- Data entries
=-=-=-=-=
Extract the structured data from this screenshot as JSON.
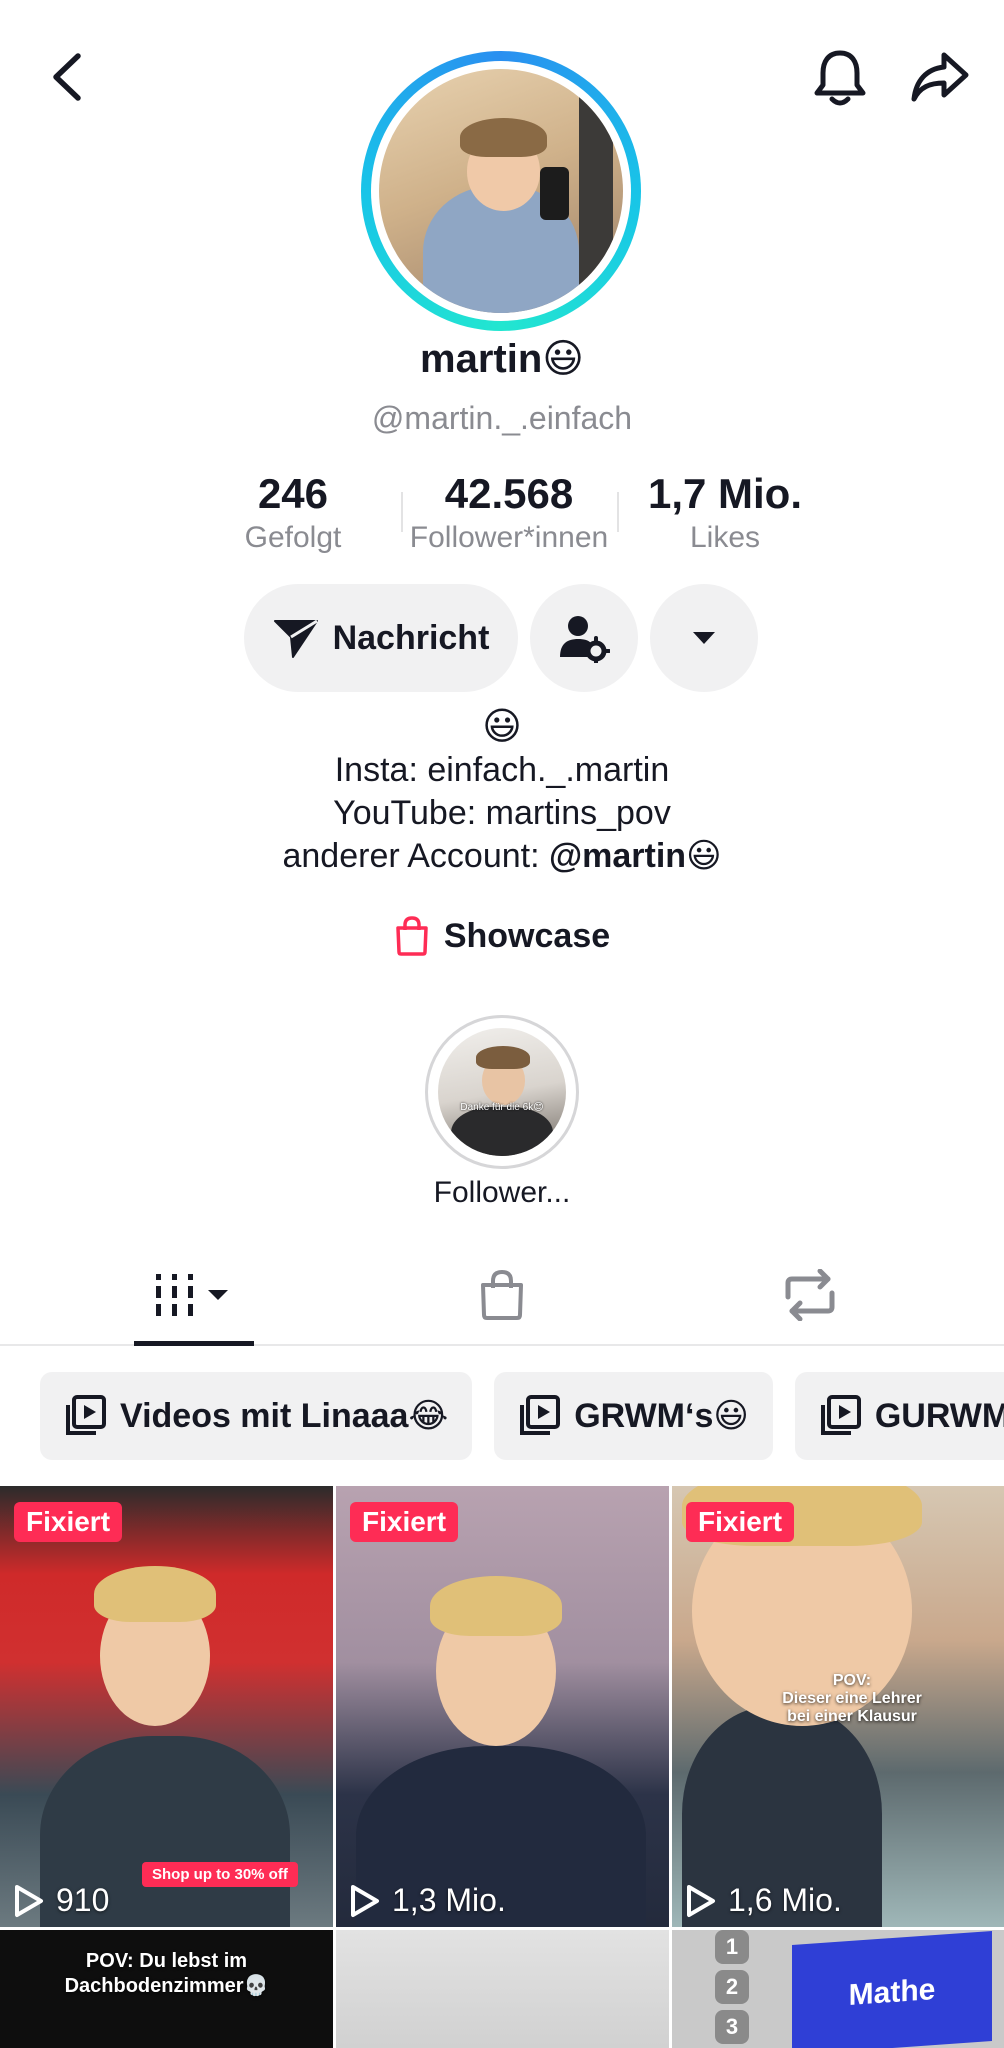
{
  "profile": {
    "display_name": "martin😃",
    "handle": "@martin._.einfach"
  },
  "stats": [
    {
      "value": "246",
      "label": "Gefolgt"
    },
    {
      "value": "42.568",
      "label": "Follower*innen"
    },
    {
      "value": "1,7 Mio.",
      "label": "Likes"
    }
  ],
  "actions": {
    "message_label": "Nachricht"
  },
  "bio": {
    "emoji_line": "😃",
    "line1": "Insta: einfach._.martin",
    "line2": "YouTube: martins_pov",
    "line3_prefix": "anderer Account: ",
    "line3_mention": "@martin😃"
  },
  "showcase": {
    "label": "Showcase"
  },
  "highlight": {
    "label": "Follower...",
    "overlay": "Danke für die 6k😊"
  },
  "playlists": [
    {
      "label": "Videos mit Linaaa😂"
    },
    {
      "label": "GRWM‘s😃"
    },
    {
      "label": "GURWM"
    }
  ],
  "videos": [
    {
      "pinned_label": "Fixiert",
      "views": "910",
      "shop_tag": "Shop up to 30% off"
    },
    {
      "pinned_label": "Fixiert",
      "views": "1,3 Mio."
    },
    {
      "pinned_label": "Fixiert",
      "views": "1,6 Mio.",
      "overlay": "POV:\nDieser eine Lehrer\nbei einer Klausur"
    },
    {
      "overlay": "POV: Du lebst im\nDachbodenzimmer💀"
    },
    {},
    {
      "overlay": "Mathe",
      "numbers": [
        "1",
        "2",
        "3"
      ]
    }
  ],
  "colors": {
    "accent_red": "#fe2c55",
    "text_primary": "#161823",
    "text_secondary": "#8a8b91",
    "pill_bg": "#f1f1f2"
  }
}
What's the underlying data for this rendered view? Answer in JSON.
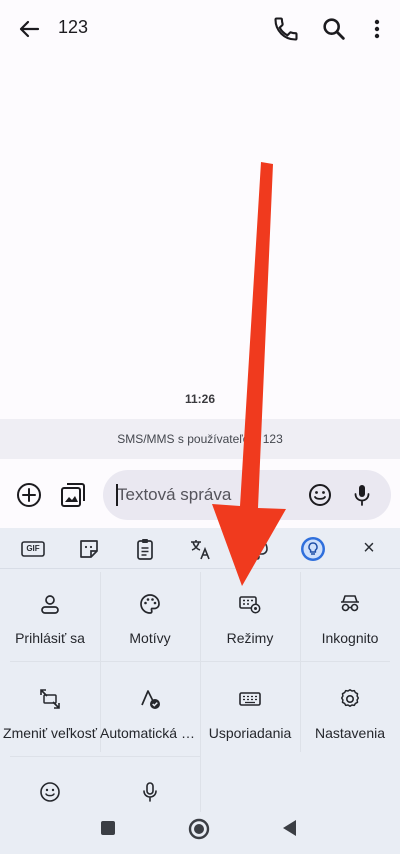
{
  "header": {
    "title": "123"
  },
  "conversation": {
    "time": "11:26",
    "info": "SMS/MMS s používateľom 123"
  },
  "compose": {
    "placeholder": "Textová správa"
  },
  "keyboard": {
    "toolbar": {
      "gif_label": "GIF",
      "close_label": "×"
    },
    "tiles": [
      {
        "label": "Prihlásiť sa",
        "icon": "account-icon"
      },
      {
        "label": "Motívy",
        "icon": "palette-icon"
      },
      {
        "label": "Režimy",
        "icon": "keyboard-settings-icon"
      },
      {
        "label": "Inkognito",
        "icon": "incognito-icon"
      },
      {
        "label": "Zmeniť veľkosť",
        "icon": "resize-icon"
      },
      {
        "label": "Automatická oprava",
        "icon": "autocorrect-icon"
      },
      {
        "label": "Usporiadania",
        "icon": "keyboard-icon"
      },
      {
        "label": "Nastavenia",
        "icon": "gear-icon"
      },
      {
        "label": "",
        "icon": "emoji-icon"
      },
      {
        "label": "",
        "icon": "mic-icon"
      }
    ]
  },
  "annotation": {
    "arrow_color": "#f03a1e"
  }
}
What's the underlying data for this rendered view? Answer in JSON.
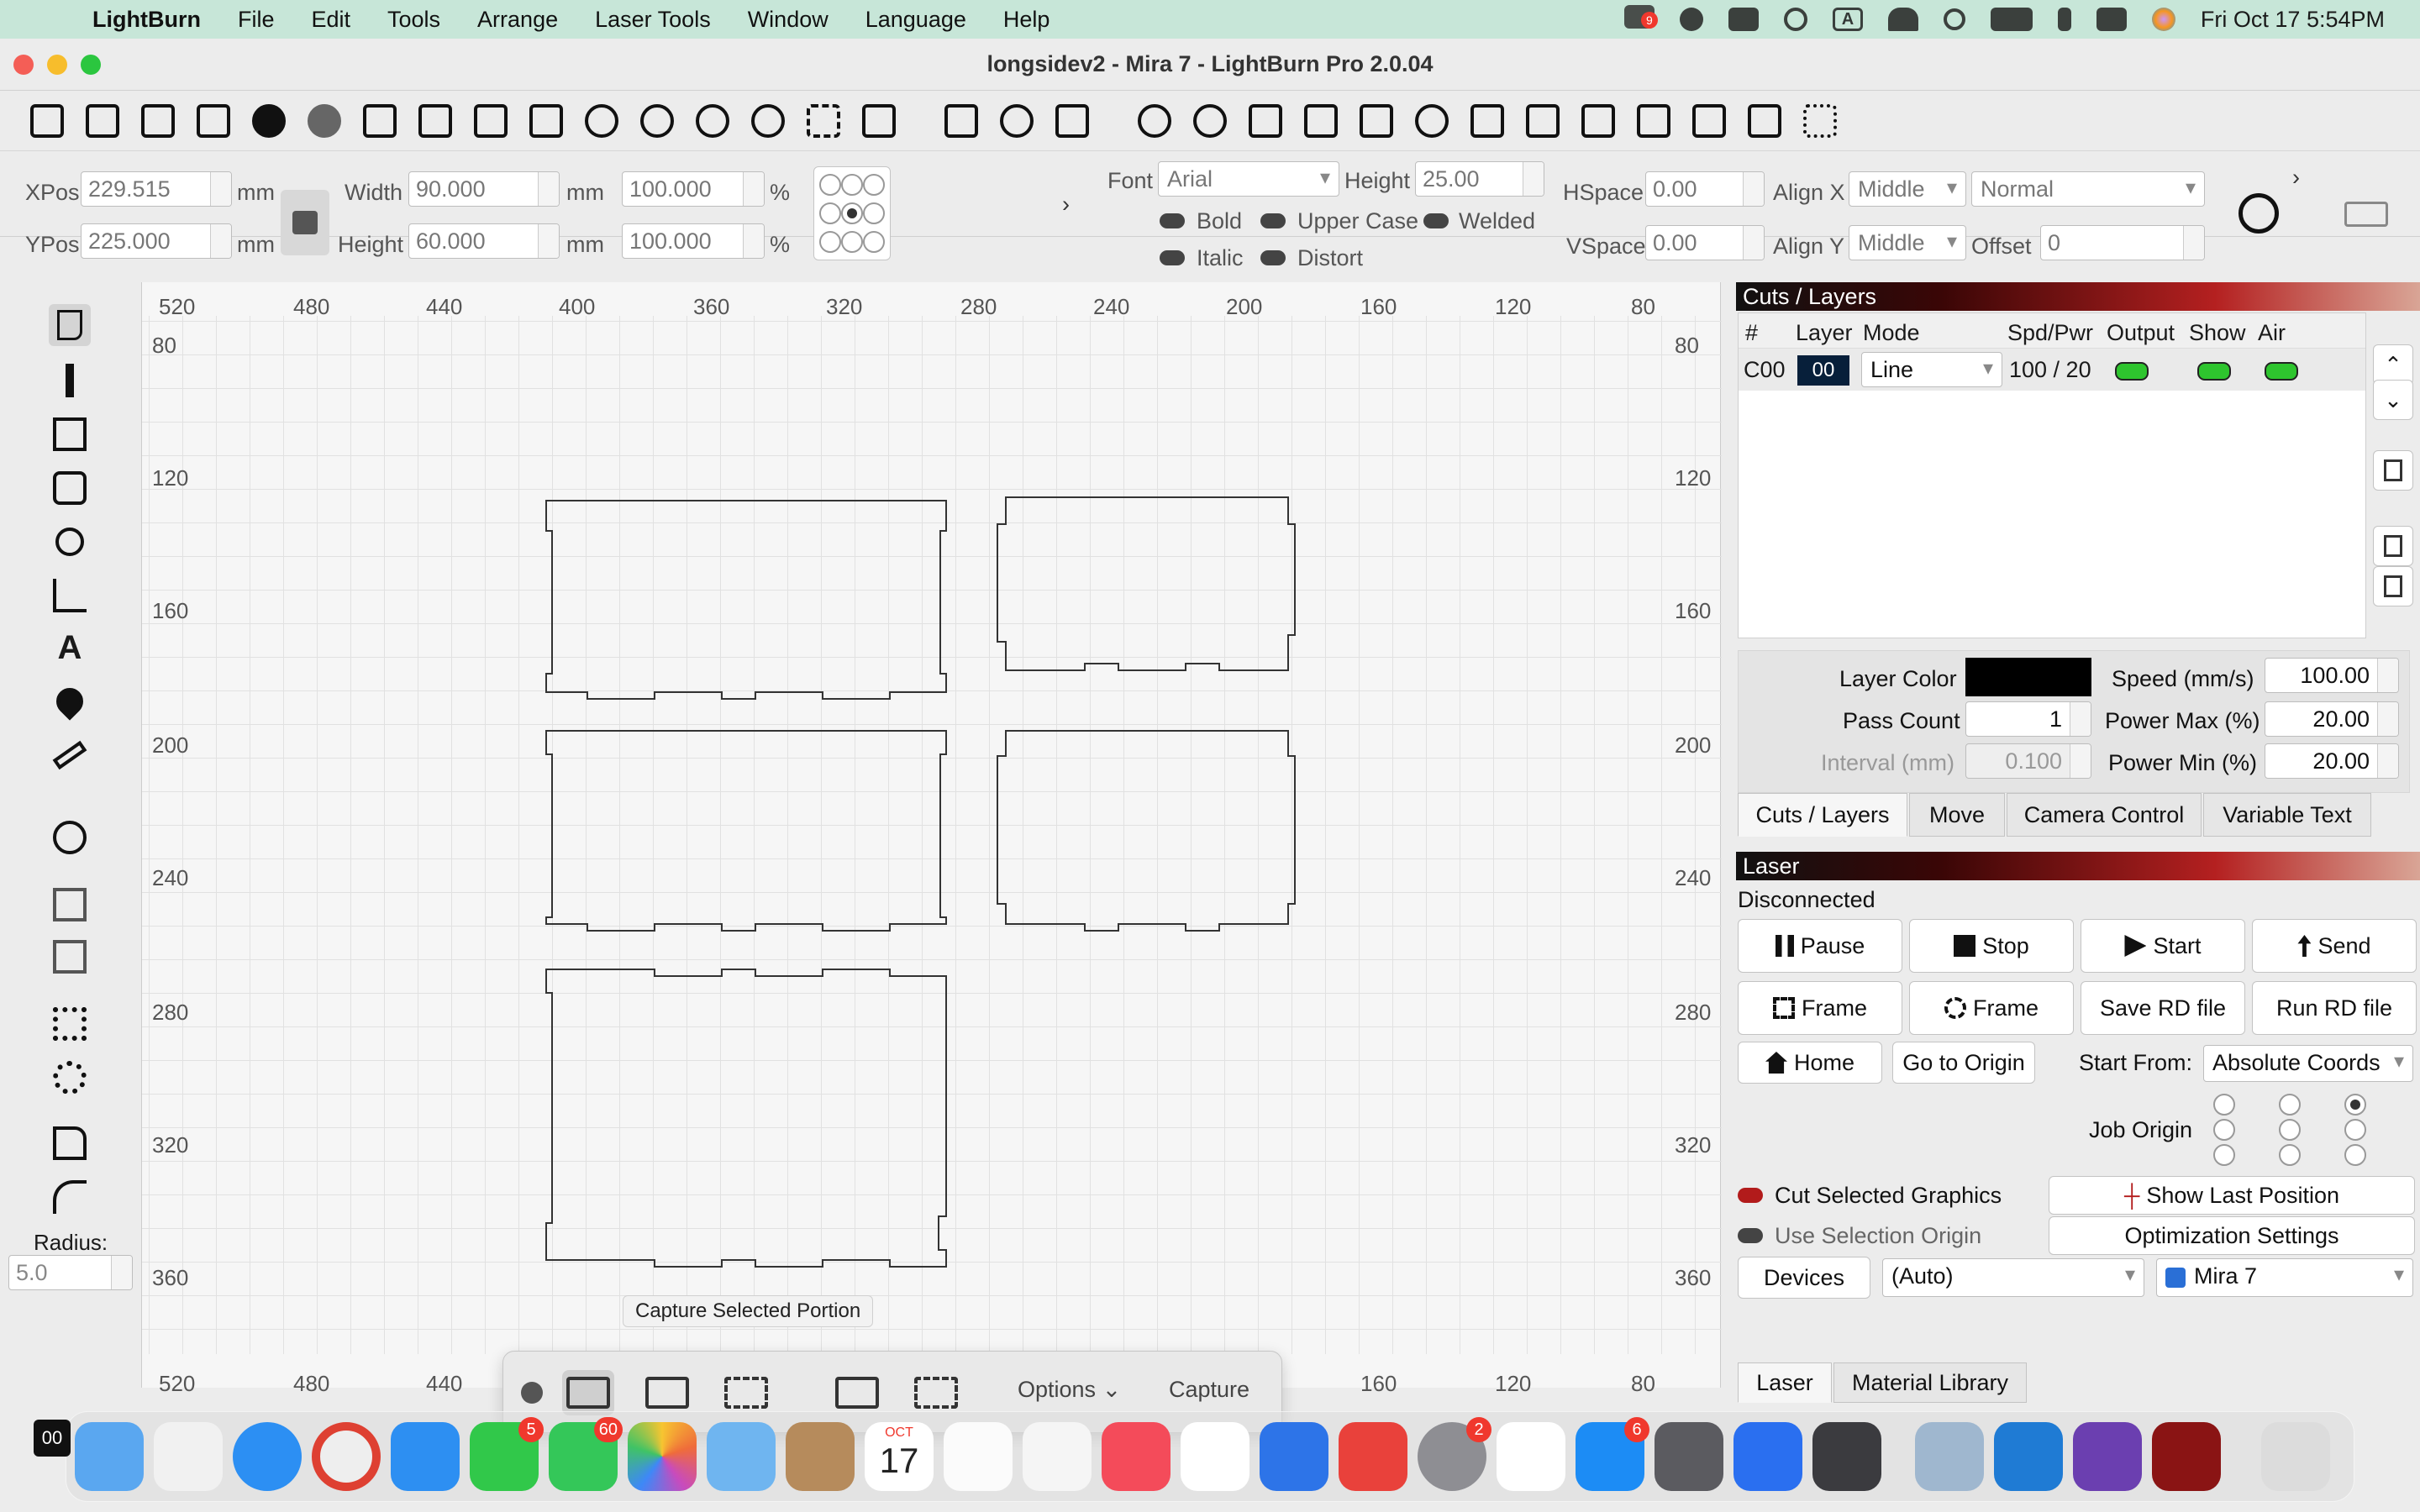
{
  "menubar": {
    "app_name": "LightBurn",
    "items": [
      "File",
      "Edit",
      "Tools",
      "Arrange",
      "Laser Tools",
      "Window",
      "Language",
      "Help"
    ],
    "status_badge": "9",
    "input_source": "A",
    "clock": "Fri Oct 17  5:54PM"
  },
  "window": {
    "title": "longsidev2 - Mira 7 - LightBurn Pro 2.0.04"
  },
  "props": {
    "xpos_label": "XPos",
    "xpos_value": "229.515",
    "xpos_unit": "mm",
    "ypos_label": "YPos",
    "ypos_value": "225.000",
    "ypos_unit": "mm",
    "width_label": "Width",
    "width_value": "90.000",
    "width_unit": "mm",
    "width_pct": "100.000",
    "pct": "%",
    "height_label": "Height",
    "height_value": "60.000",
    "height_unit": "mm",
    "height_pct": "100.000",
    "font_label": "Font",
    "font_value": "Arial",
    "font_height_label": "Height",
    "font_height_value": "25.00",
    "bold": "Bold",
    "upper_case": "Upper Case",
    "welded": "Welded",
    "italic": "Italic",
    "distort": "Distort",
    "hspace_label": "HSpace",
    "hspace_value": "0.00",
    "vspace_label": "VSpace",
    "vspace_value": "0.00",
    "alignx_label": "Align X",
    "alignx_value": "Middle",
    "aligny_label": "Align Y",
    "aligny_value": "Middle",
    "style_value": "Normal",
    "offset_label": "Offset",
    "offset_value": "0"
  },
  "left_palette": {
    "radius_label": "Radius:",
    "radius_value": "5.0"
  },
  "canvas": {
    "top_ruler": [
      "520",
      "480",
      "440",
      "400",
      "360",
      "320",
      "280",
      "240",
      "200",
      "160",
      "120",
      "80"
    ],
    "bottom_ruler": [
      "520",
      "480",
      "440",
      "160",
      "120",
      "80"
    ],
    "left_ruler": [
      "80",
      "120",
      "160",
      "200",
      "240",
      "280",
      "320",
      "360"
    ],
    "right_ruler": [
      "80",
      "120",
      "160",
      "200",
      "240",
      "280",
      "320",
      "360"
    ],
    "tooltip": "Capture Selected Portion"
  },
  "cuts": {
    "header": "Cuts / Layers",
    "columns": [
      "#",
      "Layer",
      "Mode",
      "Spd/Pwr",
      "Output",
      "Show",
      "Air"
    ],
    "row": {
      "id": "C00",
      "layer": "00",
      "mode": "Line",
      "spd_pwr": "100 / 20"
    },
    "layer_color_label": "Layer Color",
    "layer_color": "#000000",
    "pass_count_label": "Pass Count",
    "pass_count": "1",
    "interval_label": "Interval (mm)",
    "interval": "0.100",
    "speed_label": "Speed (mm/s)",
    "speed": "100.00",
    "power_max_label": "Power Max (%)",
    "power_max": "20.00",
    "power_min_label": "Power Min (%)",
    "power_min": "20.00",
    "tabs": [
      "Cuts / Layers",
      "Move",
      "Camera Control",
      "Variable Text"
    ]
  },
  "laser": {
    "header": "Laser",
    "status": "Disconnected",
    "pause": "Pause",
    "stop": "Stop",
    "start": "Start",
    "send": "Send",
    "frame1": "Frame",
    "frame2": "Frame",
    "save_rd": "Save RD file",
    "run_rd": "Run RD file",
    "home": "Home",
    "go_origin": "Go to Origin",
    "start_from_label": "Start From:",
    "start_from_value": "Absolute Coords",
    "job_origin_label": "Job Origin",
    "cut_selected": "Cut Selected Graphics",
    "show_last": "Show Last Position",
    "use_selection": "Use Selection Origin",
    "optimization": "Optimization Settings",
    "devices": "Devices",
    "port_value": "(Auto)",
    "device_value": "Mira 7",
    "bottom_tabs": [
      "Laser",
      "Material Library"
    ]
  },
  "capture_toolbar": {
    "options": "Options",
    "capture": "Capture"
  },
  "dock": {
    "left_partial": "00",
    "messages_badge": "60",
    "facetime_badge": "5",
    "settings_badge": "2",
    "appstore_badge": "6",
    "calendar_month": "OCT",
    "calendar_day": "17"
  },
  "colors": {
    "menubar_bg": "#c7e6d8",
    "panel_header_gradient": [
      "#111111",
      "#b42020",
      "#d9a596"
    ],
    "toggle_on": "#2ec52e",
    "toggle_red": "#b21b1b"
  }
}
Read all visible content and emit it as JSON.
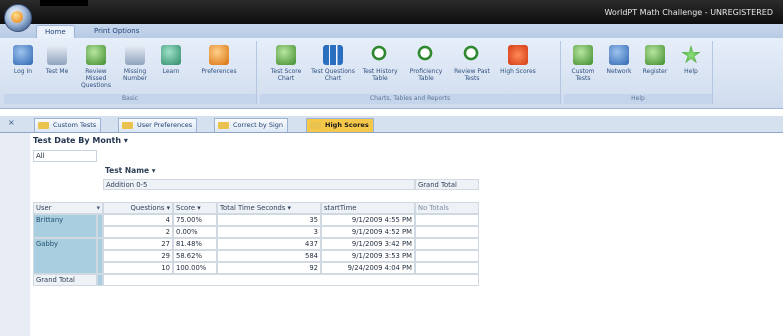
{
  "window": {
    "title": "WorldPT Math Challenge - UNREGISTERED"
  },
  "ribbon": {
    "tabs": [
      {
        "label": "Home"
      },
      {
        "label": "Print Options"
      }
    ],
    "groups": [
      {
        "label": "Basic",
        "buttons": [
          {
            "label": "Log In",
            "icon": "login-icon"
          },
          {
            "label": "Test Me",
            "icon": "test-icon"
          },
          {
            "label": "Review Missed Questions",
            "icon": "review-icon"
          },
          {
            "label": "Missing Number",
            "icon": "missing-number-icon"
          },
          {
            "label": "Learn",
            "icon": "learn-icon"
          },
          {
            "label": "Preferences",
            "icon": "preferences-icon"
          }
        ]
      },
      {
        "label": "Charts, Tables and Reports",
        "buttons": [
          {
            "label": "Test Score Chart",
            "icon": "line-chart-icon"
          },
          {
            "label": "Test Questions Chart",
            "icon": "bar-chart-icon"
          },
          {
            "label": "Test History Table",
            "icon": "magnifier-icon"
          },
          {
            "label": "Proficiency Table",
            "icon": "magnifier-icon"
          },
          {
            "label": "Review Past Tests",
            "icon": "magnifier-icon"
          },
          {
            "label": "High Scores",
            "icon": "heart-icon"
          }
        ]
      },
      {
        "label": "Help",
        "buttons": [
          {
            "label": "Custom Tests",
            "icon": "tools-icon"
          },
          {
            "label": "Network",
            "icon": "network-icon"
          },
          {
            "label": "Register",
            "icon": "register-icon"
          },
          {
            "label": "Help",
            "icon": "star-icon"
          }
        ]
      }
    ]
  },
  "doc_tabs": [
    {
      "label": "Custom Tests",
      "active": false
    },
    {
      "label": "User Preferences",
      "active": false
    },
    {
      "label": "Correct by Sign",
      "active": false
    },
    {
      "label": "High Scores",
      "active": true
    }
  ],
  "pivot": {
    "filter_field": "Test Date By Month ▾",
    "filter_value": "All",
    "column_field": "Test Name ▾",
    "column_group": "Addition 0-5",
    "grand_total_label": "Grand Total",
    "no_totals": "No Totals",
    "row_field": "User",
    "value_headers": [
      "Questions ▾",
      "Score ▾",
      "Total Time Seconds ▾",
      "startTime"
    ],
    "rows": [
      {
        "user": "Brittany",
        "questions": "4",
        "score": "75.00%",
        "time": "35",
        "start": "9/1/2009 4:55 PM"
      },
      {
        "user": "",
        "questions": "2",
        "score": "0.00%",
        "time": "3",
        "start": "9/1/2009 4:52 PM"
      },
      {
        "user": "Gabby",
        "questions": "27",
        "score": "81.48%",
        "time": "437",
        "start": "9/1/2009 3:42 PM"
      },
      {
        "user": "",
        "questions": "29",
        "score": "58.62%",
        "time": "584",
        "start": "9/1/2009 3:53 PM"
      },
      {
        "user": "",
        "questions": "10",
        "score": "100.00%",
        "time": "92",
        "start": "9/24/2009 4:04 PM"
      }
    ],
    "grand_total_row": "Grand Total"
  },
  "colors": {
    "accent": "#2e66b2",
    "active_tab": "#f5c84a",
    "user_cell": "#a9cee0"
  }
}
=-=-=-=-=
Copy in full each line that holds the word "Middle".

    "alignx_value": "Middle",
    "aligny_value": "Middle",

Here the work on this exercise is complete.